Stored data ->
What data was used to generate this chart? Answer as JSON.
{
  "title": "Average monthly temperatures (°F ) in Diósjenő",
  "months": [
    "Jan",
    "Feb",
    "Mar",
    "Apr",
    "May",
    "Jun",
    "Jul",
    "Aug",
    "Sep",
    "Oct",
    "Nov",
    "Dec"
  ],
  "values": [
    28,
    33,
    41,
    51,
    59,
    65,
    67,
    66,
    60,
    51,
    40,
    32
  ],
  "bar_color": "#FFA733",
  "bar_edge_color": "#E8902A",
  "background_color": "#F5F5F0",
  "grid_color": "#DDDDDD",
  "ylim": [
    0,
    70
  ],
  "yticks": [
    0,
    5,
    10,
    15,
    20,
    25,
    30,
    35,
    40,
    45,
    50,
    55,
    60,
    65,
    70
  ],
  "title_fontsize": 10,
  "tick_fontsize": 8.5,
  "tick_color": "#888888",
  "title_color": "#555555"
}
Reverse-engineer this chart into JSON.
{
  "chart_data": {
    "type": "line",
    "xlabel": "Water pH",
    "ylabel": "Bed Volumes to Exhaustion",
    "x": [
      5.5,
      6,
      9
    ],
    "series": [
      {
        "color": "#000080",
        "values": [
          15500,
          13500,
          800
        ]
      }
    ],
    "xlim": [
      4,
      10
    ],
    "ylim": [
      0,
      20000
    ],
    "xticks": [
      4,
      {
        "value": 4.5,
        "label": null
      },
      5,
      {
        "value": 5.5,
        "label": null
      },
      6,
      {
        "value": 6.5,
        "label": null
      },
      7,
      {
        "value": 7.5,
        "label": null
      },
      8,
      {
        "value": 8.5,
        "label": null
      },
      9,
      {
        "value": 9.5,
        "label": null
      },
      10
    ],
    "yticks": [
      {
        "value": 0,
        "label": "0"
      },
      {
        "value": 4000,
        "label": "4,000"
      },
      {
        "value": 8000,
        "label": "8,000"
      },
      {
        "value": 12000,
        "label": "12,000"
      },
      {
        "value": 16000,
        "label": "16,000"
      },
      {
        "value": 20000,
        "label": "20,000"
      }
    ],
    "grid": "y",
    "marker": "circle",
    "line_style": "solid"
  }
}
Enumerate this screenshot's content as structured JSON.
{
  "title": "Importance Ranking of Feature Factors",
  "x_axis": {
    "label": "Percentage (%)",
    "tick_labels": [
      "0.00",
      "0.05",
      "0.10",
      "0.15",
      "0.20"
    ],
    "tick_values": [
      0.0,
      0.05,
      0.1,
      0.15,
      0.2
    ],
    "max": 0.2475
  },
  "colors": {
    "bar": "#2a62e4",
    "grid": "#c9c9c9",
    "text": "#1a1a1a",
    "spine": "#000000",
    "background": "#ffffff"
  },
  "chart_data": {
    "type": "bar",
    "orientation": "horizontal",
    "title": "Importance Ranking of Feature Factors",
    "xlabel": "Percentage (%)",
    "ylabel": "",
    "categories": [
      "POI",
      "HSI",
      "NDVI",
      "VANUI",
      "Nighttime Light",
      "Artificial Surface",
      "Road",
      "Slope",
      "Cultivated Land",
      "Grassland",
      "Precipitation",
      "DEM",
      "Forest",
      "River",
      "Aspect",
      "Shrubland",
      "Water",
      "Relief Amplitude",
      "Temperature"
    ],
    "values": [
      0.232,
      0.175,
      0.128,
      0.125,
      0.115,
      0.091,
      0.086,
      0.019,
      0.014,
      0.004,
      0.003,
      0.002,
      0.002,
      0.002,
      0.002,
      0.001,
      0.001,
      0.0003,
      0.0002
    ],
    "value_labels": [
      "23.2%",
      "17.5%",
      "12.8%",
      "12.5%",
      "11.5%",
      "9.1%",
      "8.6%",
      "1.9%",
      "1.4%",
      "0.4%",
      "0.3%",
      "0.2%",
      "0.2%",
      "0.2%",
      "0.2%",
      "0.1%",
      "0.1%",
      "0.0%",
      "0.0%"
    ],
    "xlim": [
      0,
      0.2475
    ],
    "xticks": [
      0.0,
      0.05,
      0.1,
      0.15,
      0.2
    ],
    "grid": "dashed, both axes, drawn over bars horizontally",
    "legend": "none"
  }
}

Exercise prompt -> Only lines with the word "Feature" should be collected from the material.

Exercise answer ->
  "title": "Importance Ranking of Feature Factors",
    "title": "Importance Ranking of Feature Factors",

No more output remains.